◆ Exercise passage ◆
↓↓↓

The Responsive Neurostimulator System (RNS), which was approved by the Food and Drug Administration (FDA) in November, is an implantable device to help treat adults with partial onset seizures.
Created by a company called NeuroPace, the device detects abnormal brain activity, and sends out small bursts of electrical stimulation to normalize that brain activity before a person has a full-blown seizure. Patients implanted with the device can download all brain activity using a four-inch-wand, that connects to computers and devices through a USB cord.
All Sherman has to do is place the wand over where the device is implanted and the data is then downloaded onto her computer through the USB cord. The data is also automatically sent to NeuroPace.
“The important point here is that this is a novel treatment approach,” said Dr. Andrew Cole, MD, professor of Neurology and director of the Mass General Epilepsy Service, and the lead investigator of the study. “It took a tremendous amount of energy and effort to develop this device, to create a clinically useful tool, and to do the rigorous testing required to demonstrate its benefit. Here’s a treatment that can react to the actual problem.”

↑↑↑

◆ Records provided ◆

↓↓↓

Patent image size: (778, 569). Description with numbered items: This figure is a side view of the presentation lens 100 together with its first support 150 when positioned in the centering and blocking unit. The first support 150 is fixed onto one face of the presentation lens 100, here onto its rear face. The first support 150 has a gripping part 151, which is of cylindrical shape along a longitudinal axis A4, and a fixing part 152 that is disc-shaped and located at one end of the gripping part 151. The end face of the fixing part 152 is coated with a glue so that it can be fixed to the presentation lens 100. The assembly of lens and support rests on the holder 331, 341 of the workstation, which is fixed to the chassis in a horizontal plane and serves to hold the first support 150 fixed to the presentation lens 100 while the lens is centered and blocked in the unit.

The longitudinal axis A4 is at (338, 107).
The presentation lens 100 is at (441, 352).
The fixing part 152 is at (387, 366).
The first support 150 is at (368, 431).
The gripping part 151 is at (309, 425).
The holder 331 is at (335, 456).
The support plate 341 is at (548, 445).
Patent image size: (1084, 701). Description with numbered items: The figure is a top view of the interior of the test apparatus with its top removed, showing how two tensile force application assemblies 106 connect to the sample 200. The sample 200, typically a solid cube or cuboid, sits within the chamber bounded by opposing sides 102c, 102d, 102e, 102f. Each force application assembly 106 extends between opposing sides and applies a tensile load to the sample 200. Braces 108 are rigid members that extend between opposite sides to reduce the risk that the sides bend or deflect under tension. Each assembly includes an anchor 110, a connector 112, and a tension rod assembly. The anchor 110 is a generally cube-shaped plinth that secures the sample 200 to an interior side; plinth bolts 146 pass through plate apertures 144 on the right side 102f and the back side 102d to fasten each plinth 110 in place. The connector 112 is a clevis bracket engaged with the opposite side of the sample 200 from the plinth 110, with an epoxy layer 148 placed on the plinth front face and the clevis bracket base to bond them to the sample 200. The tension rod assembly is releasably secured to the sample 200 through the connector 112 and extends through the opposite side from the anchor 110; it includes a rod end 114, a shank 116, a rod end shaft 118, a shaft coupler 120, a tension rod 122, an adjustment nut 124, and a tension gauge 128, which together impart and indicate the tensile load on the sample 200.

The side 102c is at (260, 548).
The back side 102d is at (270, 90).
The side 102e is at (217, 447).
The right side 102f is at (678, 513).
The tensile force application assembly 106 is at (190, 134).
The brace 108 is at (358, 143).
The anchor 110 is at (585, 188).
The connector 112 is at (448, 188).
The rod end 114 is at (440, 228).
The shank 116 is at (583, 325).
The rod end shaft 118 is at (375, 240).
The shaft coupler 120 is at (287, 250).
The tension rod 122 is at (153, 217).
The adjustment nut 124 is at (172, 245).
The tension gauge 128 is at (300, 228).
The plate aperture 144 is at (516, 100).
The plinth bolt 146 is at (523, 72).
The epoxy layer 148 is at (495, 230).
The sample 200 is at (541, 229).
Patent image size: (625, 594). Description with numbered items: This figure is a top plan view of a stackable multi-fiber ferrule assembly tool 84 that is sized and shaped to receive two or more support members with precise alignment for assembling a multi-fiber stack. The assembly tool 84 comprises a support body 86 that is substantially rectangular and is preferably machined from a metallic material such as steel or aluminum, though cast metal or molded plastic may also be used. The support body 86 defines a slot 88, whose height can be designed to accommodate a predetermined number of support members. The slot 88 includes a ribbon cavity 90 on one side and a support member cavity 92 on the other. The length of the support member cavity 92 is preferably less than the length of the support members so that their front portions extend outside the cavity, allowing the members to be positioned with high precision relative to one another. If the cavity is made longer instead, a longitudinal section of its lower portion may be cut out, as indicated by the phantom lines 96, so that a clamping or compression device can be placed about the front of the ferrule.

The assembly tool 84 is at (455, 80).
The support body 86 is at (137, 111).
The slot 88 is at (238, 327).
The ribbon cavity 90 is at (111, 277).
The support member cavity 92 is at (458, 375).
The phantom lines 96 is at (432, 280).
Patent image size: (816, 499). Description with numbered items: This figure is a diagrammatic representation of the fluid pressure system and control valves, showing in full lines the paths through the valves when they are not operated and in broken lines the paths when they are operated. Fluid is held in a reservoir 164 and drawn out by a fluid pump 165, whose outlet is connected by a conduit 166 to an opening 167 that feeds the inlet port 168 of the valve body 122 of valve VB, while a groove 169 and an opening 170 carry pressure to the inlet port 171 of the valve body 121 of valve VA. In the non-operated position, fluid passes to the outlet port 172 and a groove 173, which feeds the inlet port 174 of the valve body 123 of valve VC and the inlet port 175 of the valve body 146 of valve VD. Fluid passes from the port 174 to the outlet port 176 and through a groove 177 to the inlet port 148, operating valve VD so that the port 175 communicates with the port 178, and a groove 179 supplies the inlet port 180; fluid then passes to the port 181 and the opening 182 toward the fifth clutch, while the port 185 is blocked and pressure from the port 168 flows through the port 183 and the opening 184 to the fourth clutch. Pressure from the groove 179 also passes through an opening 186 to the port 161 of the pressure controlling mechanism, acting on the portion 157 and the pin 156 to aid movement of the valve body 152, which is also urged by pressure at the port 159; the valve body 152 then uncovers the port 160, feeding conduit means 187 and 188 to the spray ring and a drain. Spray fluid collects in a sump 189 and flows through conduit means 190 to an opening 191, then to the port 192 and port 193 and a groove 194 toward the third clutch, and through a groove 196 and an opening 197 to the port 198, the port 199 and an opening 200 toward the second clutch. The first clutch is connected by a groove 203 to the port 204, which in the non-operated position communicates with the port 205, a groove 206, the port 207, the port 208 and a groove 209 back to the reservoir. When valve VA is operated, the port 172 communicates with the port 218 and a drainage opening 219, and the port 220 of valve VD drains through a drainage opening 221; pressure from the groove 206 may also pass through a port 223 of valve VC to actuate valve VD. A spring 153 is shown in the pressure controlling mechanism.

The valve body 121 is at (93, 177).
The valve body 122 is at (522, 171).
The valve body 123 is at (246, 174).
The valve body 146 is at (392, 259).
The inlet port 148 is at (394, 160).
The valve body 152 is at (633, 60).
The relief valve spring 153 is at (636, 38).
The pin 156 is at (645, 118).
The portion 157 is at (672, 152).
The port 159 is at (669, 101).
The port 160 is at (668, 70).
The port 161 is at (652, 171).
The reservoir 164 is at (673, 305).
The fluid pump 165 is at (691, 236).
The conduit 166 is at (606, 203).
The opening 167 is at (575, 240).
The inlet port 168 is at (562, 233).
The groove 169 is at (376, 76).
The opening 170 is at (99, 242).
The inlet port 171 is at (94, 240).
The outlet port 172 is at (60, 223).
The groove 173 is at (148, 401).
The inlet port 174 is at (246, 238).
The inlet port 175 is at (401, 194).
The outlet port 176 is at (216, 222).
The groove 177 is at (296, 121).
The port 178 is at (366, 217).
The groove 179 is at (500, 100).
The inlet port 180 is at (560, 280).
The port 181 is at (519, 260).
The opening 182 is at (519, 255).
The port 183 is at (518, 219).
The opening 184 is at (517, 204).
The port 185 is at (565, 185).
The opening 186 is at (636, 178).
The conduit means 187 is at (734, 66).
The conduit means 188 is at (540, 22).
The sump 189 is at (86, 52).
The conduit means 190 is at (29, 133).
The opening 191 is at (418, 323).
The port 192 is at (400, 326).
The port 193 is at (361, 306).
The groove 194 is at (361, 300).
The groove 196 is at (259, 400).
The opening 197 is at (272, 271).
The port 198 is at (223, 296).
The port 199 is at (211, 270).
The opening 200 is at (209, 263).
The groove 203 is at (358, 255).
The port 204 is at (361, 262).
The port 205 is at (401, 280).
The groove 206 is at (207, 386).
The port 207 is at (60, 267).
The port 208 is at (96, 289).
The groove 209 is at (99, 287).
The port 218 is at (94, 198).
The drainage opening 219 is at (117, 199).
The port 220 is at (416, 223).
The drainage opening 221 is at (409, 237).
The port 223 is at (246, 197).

↑↑↑

◆ Task set ◆
1) In the passage on the Responsive Neurostimulator System, which company created the device?
2) Carry on with the passage on the Responsive Neurostimulator System, beginning after its final sentence.
The lines play no part here.

◆ Answers for the exercise ◆
1) NeuroPace

2)
The goal of the initial trial, was “to assess the safety and to demonstrate that the RNS device is effective as an adjunctive therapy in reducing the frequency of seizures in individuals 18 years of age or older with partial onset seizures that are refractory to two or more antiepileptic medications.”
“It’s a really great advancement for us, and it’s going to make a big change,” said Sherman’s doctor, Sydney Cash, MD, PhD, assistant in the department Neurology at Mass General. “It has created a new treatment modality that hasn’t existed before. It goes beyond the other surgical approaches we’ve had and beyond the medicines we’ve had, and it’s going to be able to help a lot of people who had no other options before.”
The study was initiated in 2008 with seven participants recruited at Mass General, according to Samantha Donovan, a clinical research coordinator in neurology, epilepsy service. Five of the seven participants are still actively involved in the study.
“One patient moved away and is continuing participation at another trial site,” Donovan said. “Another patient decided to opt for a resective surgical treatment for epilepsy and had the device removed.”
Prior to doctors implanting the device, the seven trial patients documented every detail of their seizures for six months in a small journal.
After Sherman had the device implanted into her skull in December 2008, Sherman and the other participants entered a blind portion of the trial, where they were not told whether the device was on or off.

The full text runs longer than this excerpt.